Your task is to locate every line holding the string "группа" and to copy each of them.

⁂

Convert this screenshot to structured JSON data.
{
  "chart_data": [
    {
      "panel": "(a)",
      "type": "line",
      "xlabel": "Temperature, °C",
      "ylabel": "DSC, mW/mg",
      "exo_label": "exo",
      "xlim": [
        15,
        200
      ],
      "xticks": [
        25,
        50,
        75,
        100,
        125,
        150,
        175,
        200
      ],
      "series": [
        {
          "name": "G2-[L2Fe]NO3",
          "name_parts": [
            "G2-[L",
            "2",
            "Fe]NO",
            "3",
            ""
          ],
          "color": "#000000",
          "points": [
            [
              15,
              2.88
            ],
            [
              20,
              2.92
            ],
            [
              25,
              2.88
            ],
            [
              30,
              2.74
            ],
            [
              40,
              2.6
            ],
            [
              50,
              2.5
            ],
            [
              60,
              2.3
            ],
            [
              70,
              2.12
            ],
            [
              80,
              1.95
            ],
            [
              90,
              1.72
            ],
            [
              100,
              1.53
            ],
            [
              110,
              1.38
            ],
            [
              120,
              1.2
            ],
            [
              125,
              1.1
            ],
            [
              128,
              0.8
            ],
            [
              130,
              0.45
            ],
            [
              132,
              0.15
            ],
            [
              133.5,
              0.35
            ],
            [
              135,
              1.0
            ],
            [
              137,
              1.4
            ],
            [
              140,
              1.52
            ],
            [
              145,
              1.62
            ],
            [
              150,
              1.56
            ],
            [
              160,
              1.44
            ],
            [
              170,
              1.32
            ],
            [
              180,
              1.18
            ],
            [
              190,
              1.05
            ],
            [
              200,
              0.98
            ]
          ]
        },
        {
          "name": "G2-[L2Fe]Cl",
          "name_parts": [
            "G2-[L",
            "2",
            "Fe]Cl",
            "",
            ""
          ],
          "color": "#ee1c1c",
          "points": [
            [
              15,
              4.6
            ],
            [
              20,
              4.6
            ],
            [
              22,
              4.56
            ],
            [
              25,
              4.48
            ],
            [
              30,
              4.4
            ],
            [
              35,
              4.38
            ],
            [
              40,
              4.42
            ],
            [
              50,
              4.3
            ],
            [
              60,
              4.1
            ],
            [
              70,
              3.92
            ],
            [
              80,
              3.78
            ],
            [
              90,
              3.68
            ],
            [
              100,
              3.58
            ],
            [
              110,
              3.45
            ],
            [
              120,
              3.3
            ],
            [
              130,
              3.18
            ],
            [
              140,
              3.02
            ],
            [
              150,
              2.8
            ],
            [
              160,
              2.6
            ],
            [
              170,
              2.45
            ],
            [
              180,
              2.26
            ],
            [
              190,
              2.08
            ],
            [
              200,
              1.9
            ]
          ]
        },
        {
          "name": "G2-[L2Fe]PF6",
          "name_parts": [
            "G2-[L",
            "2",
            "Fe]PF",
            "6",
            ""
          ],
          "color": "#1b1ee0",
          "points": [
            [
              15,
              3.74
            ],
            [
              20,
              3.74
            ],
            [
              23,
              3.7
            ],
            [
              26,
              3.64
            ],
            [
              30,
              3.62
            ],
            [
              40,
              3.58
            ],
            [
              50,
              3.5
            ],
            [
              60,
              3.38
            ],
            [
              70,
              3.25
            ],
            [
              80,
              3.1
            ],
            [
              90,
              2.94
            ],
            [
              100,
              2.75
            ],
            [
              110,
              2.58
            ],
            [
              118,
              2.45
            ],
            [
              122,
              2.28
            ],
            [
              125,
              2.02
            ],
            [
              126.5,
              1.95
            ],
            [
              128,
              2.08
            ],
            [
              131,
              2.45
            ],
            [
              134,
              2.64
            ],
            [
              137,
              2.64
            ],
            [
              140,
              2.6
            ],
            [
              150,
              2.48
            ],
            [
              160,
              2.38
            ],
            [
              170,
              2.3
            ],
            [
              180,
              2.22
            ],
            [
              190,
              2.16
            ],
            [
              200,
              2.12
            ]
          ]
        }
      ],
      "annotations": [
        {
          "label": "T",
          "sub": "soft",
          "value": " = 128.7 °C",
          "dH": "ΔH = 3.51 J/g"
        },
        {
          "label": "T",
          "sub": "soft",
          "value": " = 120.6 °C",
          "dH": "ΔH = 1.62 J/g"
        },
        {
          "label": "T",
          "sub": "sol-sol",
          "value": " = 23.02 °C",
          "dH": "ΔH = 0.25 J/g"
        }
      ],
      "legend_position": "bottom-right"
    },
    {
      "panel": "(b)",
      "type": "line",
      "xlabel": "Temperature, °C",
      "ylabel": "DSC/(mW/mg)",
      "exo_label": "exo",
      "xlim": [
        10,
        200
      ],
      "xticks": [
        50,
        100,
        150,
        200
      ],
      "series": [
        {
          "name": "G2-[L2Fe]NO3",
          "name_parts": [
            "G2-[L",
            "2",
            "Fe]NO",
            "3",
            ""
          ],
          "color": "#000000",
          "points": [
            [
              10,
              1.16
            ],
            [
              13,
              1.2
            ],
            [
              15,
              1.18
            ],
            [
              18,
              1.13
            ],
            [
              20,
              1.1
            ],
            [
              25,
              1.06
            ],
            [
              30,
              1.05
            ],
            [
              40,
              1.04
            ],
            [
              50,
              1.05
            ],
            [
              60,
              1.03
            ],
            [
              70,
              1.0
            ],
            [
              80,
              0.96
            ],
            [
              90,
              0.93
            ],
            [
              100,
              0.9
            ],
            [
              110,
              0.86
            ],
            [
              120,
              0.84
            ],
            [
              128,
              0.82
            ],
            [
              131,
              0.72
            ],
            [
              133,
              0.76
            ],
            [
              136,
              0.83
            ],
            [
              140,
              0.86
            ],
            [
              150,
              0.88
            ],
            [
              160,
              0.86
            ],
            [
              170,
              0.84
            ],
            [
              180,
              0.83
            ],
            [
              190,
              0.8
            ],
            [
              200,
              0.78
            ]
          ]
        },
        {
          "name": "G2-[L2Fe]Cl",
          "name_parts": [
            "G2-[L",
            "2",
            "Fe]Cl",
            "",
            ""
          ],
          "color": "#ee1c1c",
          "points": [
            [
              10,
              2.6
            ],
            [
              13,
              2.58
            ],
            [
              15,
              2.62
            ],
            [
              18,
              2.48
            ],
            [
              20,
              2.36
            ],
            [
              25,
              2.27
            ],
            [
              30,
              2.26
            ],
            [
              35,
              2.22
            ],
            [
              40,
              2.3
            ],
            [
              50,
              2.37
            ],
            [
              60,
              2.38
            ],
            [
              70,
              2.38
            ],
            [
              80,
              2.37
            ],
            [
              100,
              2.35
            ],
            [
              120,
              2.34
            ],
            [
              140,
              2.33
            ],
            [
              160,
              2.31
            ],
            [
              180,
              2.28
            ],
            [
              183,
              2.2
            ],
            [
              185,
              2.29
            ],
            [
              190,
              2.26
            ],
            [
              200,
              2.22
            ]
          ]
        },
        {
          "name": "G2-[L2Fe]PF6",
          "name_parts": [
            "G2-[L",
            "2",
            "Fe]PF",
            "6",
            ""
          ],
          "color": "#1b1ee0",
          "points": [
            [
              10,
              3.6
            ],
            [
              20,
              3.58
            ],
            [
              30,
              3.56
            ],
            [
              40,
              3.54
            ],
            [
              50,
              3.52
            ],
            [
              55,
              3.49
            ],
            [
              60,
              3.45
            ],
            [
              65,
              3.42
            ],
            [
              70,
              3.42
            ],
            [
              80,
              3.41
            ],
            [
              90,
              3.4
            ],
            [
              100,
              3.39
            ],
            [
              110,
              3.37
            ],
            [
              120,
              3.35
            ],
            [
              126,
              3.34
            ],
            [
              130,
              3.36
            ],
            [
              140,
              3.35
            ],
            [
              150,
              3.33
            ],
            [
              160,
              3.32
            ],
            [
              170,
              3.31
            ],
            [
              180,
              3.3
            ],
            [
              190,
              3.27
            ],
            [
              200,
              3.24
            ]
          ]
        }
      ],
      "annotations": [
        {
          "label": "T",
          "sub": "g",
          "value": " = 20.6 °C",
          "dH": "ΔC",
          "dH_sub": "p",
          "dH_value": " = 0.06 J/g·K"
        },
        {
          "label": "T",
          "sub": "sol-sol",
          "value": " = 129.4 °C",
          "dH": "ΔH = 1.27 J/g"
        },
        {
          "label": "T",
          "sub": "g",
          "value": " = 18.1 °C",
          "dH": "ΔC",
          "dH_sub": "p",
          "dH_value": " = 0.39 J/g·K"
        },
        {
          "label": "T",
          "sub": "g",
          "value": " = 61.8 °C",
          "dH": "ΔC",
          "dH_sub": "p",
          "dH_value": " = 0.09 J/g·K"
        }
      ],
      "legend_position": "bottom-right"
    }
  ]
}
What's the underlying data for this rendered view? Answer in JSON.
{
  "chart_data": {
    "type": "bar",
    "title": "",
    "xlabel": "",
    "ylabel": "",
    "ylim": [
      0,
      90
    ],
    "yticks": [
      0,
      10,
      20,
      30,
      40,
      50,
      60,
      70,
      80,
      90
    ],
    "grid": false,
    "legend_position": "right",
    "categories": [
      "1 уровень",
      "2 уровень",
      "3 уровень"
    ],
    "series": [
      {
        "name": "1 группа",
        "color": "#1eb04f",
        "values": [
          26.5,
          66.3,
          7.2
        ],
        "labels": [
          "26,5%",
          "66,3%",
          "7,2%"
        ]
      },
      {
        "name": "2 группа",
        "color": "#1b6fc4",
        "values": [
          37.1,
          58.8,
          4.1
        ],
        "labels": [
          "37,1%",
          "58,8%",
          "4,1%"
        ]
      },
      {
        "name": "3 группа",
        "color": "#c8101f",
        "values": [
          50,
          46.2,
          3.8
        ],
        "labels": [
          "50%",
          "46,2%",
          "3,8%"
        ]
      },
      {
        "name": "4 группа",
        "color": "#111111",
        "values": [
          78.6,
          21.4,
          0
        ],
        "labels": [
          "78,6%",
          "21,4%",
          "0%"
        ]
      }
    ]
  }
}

⁂

**Full response**:
        "name": "1 группа",
        "name": "2 группа",
        "name": "3 группа",
        "name": "4 группа",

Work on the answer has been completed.